START

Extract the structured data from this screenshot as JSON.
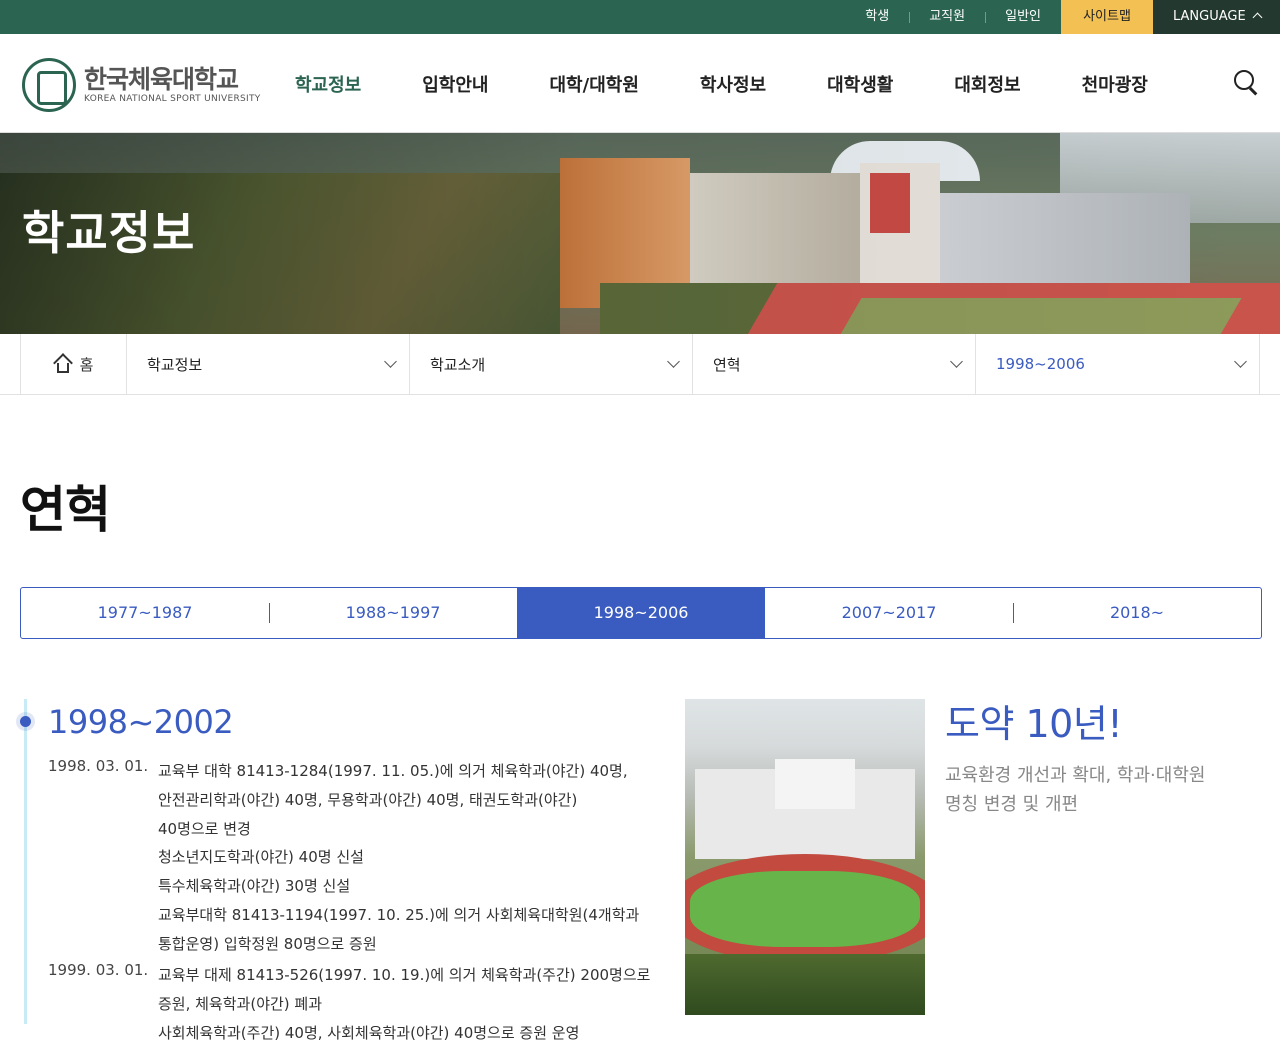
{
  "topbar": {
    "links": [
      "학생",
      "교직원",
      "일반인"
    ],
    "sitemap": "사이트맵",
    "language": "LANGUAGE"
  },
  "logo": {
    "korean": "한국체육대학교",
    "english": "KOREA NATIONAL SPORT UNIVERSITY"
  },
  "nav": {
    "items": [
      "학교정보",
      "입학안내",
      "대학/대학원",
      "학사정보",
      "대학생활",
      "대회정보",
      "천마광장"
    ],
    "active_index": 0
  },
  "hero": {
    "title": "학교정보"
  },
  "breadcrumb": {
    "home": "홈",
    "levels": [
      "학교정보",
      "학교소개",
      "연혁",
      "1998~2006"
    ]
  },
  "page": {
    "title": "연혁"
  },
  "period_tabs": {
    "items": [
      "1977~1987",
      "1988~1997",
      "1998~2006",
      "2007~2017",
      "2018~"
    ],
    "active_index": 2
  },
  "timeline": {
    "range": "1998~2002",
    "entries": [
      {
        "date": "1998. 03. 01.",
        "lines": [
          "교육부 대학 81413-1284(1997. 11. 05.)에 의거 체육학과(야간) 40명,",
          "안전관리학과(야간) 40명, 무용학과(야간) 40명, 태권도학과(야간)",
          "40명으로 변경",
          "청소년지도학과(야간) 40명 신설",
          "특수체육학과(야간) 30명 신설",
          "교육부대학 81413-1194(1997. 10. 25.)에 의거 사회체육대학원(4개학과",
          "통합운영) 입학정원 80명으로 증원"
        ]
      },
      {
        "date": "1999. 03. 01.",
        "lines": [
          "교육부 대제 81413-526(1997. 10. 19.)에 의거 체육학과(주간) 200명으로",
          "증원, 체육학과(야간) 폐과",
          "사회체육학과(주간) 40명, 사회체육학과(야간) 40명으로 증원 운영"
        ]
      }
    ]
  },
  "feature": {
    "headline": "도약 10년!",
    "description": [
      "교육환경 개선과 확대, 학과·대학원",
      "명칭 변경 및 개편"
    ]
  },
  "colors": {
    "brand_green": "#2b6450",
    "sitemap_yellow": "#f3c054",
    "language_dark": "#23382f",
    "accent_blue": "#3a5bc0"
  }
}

END
START

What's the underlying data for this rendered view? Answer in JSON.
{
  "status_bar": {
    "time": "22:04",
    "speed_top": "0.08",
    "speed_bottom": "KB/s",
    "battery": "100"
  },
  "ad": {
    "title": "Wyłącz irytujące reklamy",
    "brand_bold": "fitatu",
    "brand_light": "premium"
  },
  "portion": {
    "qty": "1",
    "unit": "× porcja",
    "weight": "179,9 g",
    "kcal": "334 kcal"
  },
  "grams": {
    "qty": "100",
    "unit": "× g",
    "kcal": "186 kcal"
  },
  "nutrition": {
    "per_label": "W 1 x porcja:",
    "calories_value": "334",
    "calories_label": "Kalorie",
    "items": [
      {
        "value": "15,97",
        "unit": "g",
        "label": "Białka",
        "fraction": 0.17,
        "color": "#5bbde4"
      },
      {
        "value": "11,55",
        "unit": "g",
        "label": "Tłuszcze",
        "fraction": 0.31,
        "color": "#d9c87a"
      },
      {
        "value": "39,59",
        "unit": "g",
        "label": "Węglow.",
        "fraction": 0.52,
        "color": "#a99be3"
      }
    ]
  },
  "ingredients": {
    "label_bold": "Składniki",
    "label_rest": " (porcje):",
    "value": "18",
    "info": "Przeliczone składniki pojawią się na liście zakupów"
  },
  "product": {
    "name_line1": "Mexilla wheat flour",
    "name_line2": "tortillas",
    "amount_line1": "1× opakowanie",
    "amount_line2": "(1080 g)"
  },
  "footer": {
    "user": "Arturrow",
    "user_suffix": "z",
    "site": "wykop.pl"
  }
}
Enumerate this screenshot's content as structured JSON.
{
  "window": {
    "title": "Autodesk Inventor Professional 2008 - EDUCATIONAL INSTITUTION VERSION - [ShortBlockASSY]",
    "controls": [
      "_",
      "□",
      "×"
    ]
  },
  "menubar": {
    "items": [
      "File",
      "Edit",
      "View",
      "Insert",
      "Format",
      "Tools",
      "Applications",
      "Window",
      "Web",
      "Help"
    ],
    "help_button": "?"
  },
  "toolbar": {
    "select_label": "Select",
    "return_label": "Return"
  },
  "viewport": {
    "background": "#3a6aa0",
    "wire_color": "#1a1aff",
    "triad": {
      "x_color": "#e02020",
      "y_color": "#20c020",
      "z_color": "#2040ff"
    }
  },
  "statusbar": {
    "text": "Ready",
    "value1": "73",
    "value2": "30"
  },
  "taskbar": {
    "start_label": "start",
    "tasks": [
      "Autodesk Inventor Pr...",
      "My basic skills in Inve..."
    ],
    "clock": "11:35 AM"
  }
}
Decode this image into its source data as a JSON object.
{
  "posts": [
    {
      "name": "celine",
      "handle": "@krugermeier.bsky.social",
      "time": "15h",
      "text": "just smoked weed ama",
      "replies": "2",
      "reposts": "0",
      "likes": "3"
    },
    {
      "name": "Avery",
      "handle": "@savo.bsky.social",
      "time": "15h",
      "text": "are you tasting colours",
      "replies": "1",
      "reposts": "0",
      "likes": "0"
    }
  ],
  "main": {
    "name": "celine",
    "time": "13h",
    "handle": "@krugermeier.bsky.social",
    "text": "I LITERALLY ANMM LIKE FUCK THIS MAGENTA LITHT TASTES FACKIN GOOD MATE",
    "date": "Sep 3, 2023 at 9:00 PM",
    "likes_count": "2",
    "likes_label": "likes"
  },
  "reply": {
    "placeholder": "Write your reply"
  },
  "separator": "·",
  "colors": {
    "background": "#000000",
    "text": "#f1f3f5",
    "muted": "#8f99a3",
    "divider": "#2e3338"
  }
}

END
START

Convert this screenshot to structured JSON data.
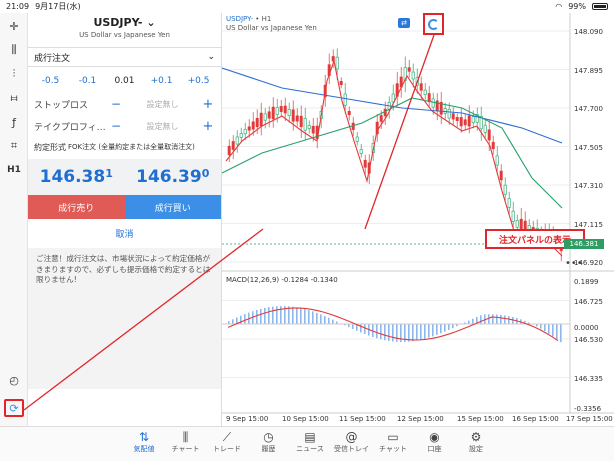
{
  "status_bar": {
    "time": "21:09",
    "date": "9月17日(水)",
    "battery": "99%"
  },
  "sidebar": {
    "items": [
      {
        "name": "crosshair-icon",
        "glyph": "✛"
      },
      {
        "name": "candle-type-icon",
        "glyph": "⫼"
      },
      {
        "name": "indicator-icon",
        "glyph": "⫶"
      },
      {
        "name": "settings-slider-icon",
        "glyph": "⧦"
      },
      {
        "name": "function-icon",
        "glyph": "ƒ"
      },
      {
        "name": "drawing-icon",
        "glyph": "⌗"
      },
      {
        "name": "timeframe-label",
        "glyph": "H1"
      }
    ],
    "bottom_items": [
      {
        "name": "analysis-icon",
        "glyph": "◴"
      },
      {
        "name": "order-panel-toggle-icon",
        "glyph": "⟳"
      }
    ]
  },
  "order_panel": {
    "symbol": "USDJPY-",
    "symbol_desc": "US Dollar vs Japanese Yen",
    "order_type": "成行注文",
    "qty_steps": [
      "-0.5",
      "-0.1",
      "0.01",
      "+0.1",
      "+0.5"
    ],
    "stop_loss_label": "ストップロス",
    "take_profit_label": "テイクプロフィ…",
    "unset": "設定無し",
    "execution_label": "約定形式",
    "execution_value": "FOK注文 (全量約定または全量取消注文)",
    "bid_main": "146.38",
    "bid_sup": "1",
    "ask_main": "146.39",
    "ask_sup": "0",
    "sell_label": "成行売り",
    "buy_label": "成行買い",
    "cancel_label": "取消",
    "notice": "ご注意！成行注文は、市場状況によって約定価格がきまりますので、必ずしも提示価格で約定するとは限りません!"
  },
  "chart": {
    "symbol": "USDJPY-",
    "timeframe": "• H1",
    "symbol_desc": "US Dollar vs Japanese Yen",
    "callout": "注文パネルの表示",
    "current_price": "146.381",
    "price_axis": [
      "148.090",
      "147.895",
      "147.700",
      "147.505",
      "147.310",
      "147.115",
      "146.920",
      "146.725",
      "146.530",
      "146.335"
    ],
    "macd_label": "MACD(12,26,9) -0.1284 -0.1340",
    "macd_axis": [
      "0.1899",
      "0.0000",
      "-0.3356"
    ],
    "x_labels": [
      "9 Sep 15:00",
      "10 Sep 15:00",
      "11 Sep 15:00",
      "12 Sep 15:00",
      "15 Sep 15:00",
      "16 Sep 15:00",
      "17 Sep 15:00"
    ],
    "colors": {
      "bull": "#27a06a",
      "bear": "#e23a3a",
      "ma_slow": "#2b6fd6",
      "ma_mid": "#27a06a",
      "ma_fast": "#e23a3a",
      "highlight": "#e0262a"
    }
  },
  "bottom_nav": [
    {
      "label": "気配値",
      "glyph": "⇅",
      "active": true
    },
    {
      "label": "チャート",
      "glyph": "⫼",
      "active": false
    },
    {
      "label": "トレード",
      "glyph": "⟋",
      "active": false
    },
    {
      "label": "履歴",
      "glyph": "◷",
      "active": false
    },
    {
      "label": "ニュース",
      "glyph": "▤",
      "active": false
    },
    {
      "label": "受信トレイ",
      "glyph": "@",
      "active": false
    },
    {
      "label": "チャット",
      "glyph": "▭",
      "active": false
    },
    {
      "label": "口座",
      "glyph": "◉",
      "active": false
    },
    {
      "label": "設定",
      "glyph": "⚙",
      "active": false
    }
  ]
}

END

▸ **Short problem**
Extract all lines that hold the word "krugermeier".

▸ **Exercise answer**
      "handle": "@krugermeier.bsky.social",
    "handle": "@krugermeier.bsky.social",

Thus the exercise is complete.